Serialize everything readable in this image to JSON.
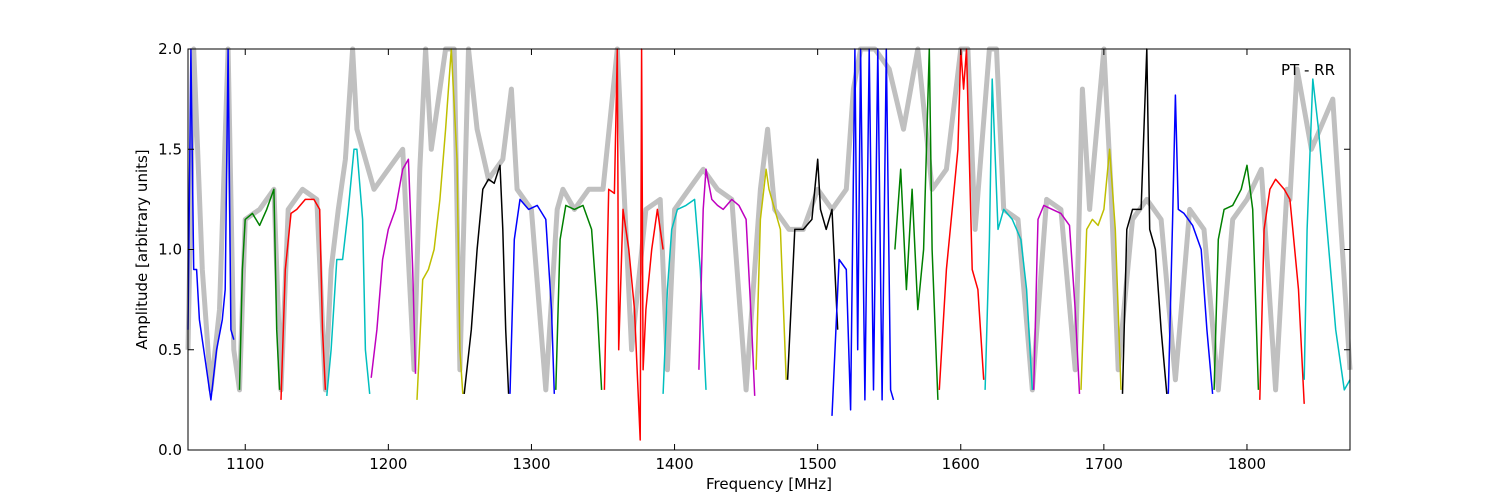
{
  "chart_data": {
    "type": "line",
    "title": "",
    "annotation": "PT - RR",
    "xlabel": "Frequency [MHz]",
    "ylabel": "Amplitude [arbitrary units]",
    "xlim": [
      1060,
      1872
    ],
    "ylim": [
      0.0,
      2.0
    ],
    "xticks": [
      1100,
      1200,
      1300,
      1400,
      1500,
      1600,
      1700,
      1800
    ],
    "xtick_labels": [
      "1100",
      "1200",
      "1300",
      "1400",
      "1500",
      "1600",
      "1700",
      "1800"
    ],
    "yticks": [
      0.0,
      0.5,
      1.0,
      1.5,
      2.0
    ],
    "ytick_labels": [
      "0.0",
      "0.5",
      "1.0",
      "1.5",
      "2.0"
    ],
    "grid": false,
    "background_color": "#c0c0c0",
    "background_trace": {
      "x": [
        1060,
        1064,
        1070,
        1076,
        1082,
        1088,
        1092,
        1096,
        1100,
        1110,
        1120,
        1125,
        1130,
        1140,
        1150,
        1156,
        1160,
        1165,
        1170,
        1175,
        1178,
        1182,
        1186,
        1190,
        1200,
        1210,
        1218,
        1222,
        1226,
        1230,
        1240,
        1246,
        1250,
        1256,
        1262,
        1270,
        1280,
        1286,
        1290,
        1300,
        1310,
        1318,
        1322,
        1330,
        1340,
        1350,
        1360,
        1370,
        1380,
        1390,
        1395,
        1400,
        1410,
        1420,
        1430,
        1440,
        1450,
        1460,
        1465,
        1470,
        1480,
        1490,
        1500,
        1510,
        1520,
        1525,
        1530,
        1540,
        1550,
        1560,
        1570,
        1580,
        1590,
        1600,
        1605,
        1610,
        1620,
        1625,
        1630,
        1640,
        1650,
        1660,
        1670,
        1680,
        1685,
        1690,
        1700,
        1705,
        1710,
        1720,
        1730,
        1740,
        1750,
        1760,
        1770,
        1780,
        1790,
        1800,
        1810,
        1820,
        1828,
        1830,
        1835,
        1845,
        1860,
        1872
      ],
      "y": [
        0.5,
        2.0,
        0.9,
        0.3,
        0.7,
        2.0,
        0.5,
        0.3,
        1.15,
        1.2,
        1.3,
        0.3,
        1.2,
        1.3,
        1.25,
        0.3,
        0.9,
        1.2,
        1.45,
        2.0,
        1.6,
        1.5,
        1.4,
        1.3,
        1.4,
        1.5,
        0.4,
        1.4,
        2.0,
        1.5,
        2.0,
        2.0,
        0.4,
        2.0,
        1.6,
        1.35,
        1.45,
        1.8,
        1.3,
        1.2,
        0.3,
        1.2,
        1.3,
        1.2,
        1.3,
        1.3,
        2.0,
        0.5,
        1.2,
        1.25,
        0.4,
        1.2,
        1.3,
        1.4,
        1.3,
        1.25,
        0.3,
        1.3,
        1.6,
        1.2,
        1.1,
        1.1,
        1.3,
        1.2,
        1.3,
        1.8,
        2.0,
        2.0,
        1.9,
        1.6,
        2.0,
        1.3,
        1.4,
        2.0,
        2.0,
        1.1,
        2.0,
        2.0,
        1.2,
        1.15,
        0.3,
        1.25,
        1.2,
        0.4,
        1.8,
        1.2,
        2.0,
        1.3,
        0.4,
        1.15,
        1.25,
        1.15,
        0.35,
        1.2,
        1.1,
        0.3,
        1.15,
        1.25,
        1.4,
        0.3,
        1.3,
        1.25,
        1.9,
        1.5,
        1.75,
        0.4
      ]
    },
    "series": [
      {
        "color": "#0000ff",
        "x": [
          1060,
          1062,
          1064,
          1066,
          1068,
          1072,
          1076,
          1080,
          1084,
          1086,
          1088,
          1090,
          1092
        ],
        "y": [
          0.6,
          2.0,
          0.9,
          0.9,
          0.65,
          0.45,
          0.25,
          0.5,
          0.65,
          0.8,
          2.0,
          0.6,
          0.55
        ]
      },
      {
        "color": "#008000",
        "x": [
          1096,
          1098,
          1100,
          1105,
          1110,
          1115,
          1120,
          1122,
          1124
        ],
        "y": [
          0.3,
          0.9,
          1.15,
          1.18,
          1.12,
          1.2,
          1.3,
          0.6,
          0.3
        ]
      },
      {
        "color": "#ff0000",
        "x": [
          1125,
          1128,
          1132,
          1136,
          1142,
          1148,
          1152,
          1154,
          1156
        ],
        "y": [
          0.25,
          0.9,
          1.18,
          1.2,
          1.25,
          1.25,
          1.2,
          0.6,
          0.3
        ]
      },
      {
        "color": "#00bfbf",
        "x": [
          1157,
          1160,
          1164,
          1168,
          1172,
          1176,
          1178,
          1182,
          1184,
          1187
        ],
        "y": [
          0.27,
          0.5,
          0.95,
          0.95,
          1.2,
          1.5,
          1.5,
          1.15,
          0.5,
          0.28
        ]
      },
      {
        "color": "#bf00bf",
        "x": [
          1188,
          1192,
          1196,
          1200,
          1205,
          1210,
          1214,
          1217,
          1219
        ],
        "y": [
          0.36,
          0.6,
          0.95,
          1.1,
          1.2,
          1.4,
          1.45,
          0.9,
          0.38
        ]
      },
      {
        "color": "#bfbf00",
        "x": [
          1220,
          1224,
          1228,
          1232,
          1236,
          1240,
          1244,
          1248,
          1250,
          1252
        ],
        "y": [
          0.25,
          0.85,
          0.9,
          1.0,
          1.25,
          1.6,
          2.0,
          1.45,
          0.5,
          0.28
        ]
      },
      {
        "color": "#000000",
        "x": [
          1253,
          1258,
          1262,
          1266,
          1270,
          1274,
          1278,
          1280,
          1282,
          1284
        ],
        "y": [
          0.28,
          0.6,
          1.0,
          1.3,
          1.35,
          1.33,
          1.42,
          1.1,
          0.6,
          0.28
        ]
      },
      {
        "color": "#0000ff",
        "x": [
          1285,
          1288,
          1292,
          1298,
          1304,
          1310,
          1314,
          1316
        ],
        "y": [
          0.28,
          1.05,
          1.25,
          1.2,
          1.22,
          1.15,
          0.7,
          0.28
        ]
      },
      {
        "color": "#008000",
        "x": [
          1317,
          1320,
          1324,
          1330,
          1336,
          1342,
          1346,
          1349
        ],
        "y": [
          0.3,
          1.05,
          1.22,
          1.2,
          1.22,
          1.1,
          0.7,
          0.3
        ]
      },
      {
        "color": "#ff0000",
        "x": [
          1351,
          1354,
          1358,
          1360,
          1361,
          1364,
          1368,
          1372,
          1376,
          1377,
          1378,
          1380,
          1384,
          1388,
          1392
        ],
        "y": [
          0.3,
          1.3,
          1.28,
          2.0,
          0.5,
          1.2,
          1.0,
          0.7,
          0.05,
          2.0,
          0.4,
          0.7,
          1.0,
          1.2,
          1.0
        ]
      },
      {
        "color": "#00bfbf",
        "x": [
          1392,
          1395,
          1398,
          1402,
          1408,
          1414,
          1418,
          1422
        ],
        "y": [
          0.28,
          0.8,
          1.1,
          1.2,
          1.22,
          1.25,
          0.9,
          0.3
        ]
      },
      {
        "color": "#bf00bf",
        "x": [
          1417,
          1420,
          1422,
          1426,
          1430,
          1434,
          1440,
          1445,
          1450,
          1454,
          1456
        ],
        "y": [
          0.4,
          1.2,
          1.4,
          1.25,
          1.22,
          1.2,
          1.25,
          1.22,
          1.15,
          0.6,
          0.27
        ]
      },
      {
        "color": "#bfbf00",
        "x": [
          1457,
          1460,
          1464,
          1466,
          1470,
          1474,
          1478
        ],
        "y": [
          0.4,
          1.15,
          1.4,
          1.3,
          1.2,
          1.1,
          0.35
        ]
      },
      {
        "color": "#000000",
        "x": [
          1479,
          1484,
          1490,
          1496,
          1500,
          1502,
          1506,
          1510,
          1514
        ],
        "y": [
          0.35,
          1.1,
          1.1,
          1.15,
          1.45,
          1.2,
          1.1,
          1.2,
          0.6
        ]
      },
      {
        "color": "#0000ff",
        "x": [
          1510,
          1515,
          1520,
          1523,
          1526,
          1528,
          1530,
          1533,
          1536,
          1539,
          1542,
          1545,
          1548,
          1551,
          1553
        ],
        "y": [
          0.17,
          0.95,
          0.9,
          0.2,
          2.0,
          0.5,
          2.0,
          0.25,
          2.0,
          0.3,
          2.0,
          0.25,
          2.0,
          0.3,
          0.25
        ]
      },
      {
        "color": "#008000",
        "x": [
          1554,
          1558,
          1562,
          1566,
          1570,
          1574,
          1578,
          1580,
          1584
        ],
        "y": [
          1.0,
          1.4,
          0.8,
          1.3,
          0.7,
          1.0,
          2.0,
          1.0,
          0.25
        ]
      },
      {
        "color": "#ff0000",
        "x": [
          1585,
          1590,
          1594,
          1598,
          1600,
          1602,
          1604,
          1608,
          1612,
          1616
        ],
        "y": [
          0.3,
          0.9,
          1.2,
          1.5,
          2.0,
          1.8,
          2.0,
          0.9,
          0.8,
          0.35
        ]
      },
      {
        "color": "#00bfbf",
        "x": [
          1617,
          1620,
          1622,
          1626,
          1630,
          1636,
          1642,
          1646,
          1650
        ],
        "y": [
          0.3,
          1.05,
          1.85,
          1.1,
          1.2,
          1.15,
          1.05,
          0.8,
          0.3
        ]
      },
      {
        "color": "#bf00bf",
        "x": [
          1651,
          1654,
          1658,
          1664,
          1670,
          1676,
          1680,
          1683
        ],
        "y": [
          0.3,
          1.15,
          1.22,
          1.2,
          1.18,
          1.12,
          0.7,
          0.28
        ]
      },
      {
        "color": "#bfbf00",
        "x": [
          1684,
          1688,
          1692,
          1696,
          1700,
          1704,
          1708,
          1712
        ],
        "y": [
          0.3,
          1.1,
          1.15,
          1.12,
          1.2,
          1.5,
          1.1,
          0.3
        ]
      },
      {
        "color": "#000000",
        "x": [
          1713,
          1716,
          1720,
          1726,
          1730,
          1732,
          1736,
          1740,
          1744
        ],
        "y": [
          0.28,
          1.1,
          1.2,
          1.2,
          2.0,
          1.1,
          1.0,
          0.6,
          0.28
        ]
      },
      {
        "color": "#0000ff",
        "x": [
          1745,
          1748,
          1750,
          1752,
          1756,
          1762,
          1768,
          1772,
          1776
        ],
        "y": [
          0.28,
          1.15,
          1.77,
          1.2,
          1.18,
          1.12,
          1.0,
          0.6,
          0.28
        ]
      },
      {
        "color": "#008000",
        "x": [
          1777,
          1780,
          1784,
          1790,
          1796,
          1800,
          1804,
          1808
        ],
        "y": [
          0.3,
          1.05,
          1.2,
          1.22,
          1.3,
          1.42,
          1.2,
          0.3
        ]
      },
      {
        "color": "#ff0000",
        "x": [
          1809,
          1812,
          1816,
          1820,
          1826,
          1830,
          1832,
          1836,
          1840
        ],
        "y": [
          0.25,
          1.1,
          1.3,
          1.35,
          1.3,
          1.25,
          1.1,
          0.8,
          0.23
        ]
      },
      {
        "color": "#00bfbf",
        "x": [
          1840,
          1842,
          1846,
          1850,
          1856,
          1862,
          1868,
          1872
        ],
        "y": [
          0.35,
          1.1,
          1.85,
          1.6,
          1.1,
          0.6,
          0.3,
          0.35
        ]
      }
    ]
  }
}
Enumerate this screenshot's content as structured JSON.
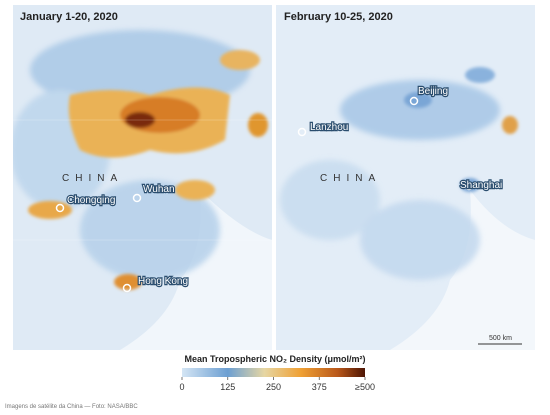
{
  "panels": [
    {
      "title": "January 1-20, 2020",
      "country": "CHINA",
      "cities": [
        "Wuhan",
        "Chongqing",
        "Hong Kong"
      ]
    },
    {
      "title": "February 10-25, 2020",
      "country": "CHINA",
      "cities": [
        "Beijing",
        "Lanzhou",
        "Shanghai"
      ],
      "scale": "500 km"
    }
  ],
  "legend": {
    "title": "Mean Tropospheric NO₂ Density (μmol/m²)",
    "range": [
      0,
      500
    ],
    "ticks": [
      0,
      125,
      250,
      375,
      {
        "value": 500,
        "label": "≥500"
      }
    ]
  },
  "caption": "Imagens de satélite da China — Foto: NASA/BBC"
}
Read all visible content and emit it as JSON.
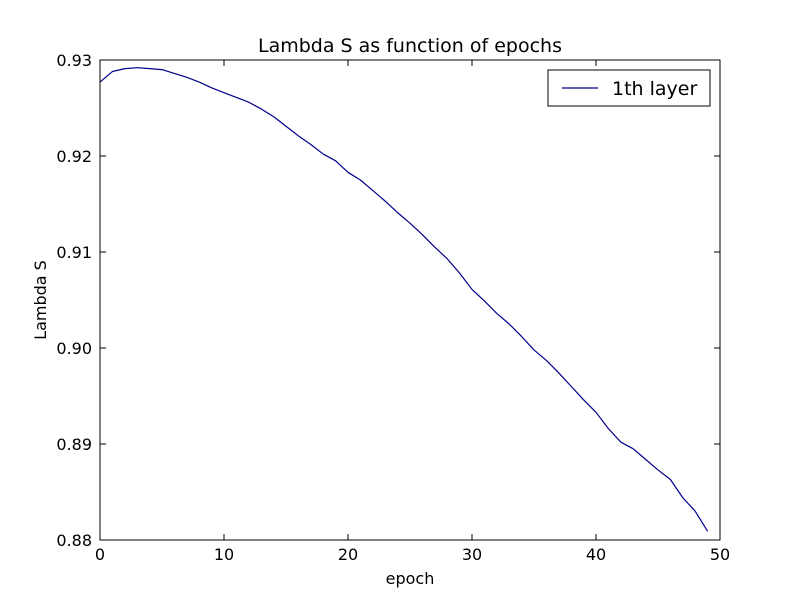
{
  "chart_data": {
    "type": "line",
    "title": "Lambda S as function of epochs",
    "xlabel": "epoch",
    "ylabel": "Lambda S",
    "xlim": [
      0,
      50
    ],
    "ylim": [
      0.88,
      0.93
    ],
    "x_ticks": [
      0,
      10,
      20,
      30,
      40,
      50
    ],
    "x_tick_labels": [
      "0",
      "10",
      "20",
      "30",
      "40",
      "50"
    ],
    "y_ticks": [
      0.88,
      0.89,
      0.9,
      0.91,
      0.92,
      0.93
    ],
    "y_tick_labels": [
      "0.88",
      "0.89",
      "0.90",
      "0.91",
      "0.92",
      "0.93"
    ],
    "grid": false,
    "legend_position": "top-right",
    "series": [
      {
        "name": "1th layer",
        "color": "#00008b",
        "x": [
          0,
          1,
          2,
          3,
          4,
          5,
          6,
          7,
          8,
          9,
          10,
          11,
          12,
          13,
          14,
          15,
          16,
          17,
          18,
          19,
          20,
          21,
          22,
          23,
          24,
          25,
          26,
          27,
          28,
          29,
          30,
          31,
          32,
          33,
          34,
          35,
          36,
          37,
          38,
          39,
          40,
          41,
          42,
          43,
          44,
          45,
          46,
          47,
          48,
          49
        ],
        "y": [
          0.9277,
          0.9288,
          0.9291,
          0.9292,
          0.9291,
          0.929,
          0.9286,
          0.9282,
          0.9277,
          0.9271,
          0.9266,
          0.9261,
          0.9256,
          0.9249,
          0.9241,
          0.9231,
          0.9221,
          0.9212,
          0.9202,
          0.9195,
          0.9183,
          0.9175,
          0.9164,
          0.9153,
          0.9141,
          0.913,
          0.9118,
          0.9105,
          0.9093,
          0.9078,
          0.9061,
          0.9049,
          0.9036,
          0.9025,
          0.9012,
          0.8998,
          0.8987,
          0.8974,
          0.896,
          0.8946,
          0.8933,
          0.8916,
          0.8902,
          0.8895,
          0.8884,
          0.8873,
          0.8863,
          0.8844,
          0.883,
          0.8809
        ]
      }
    ]
  }
}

════════

*Exercise details*. Count the lines of the data that include the string "JSON", and give only that number.

*Exercise result*. 3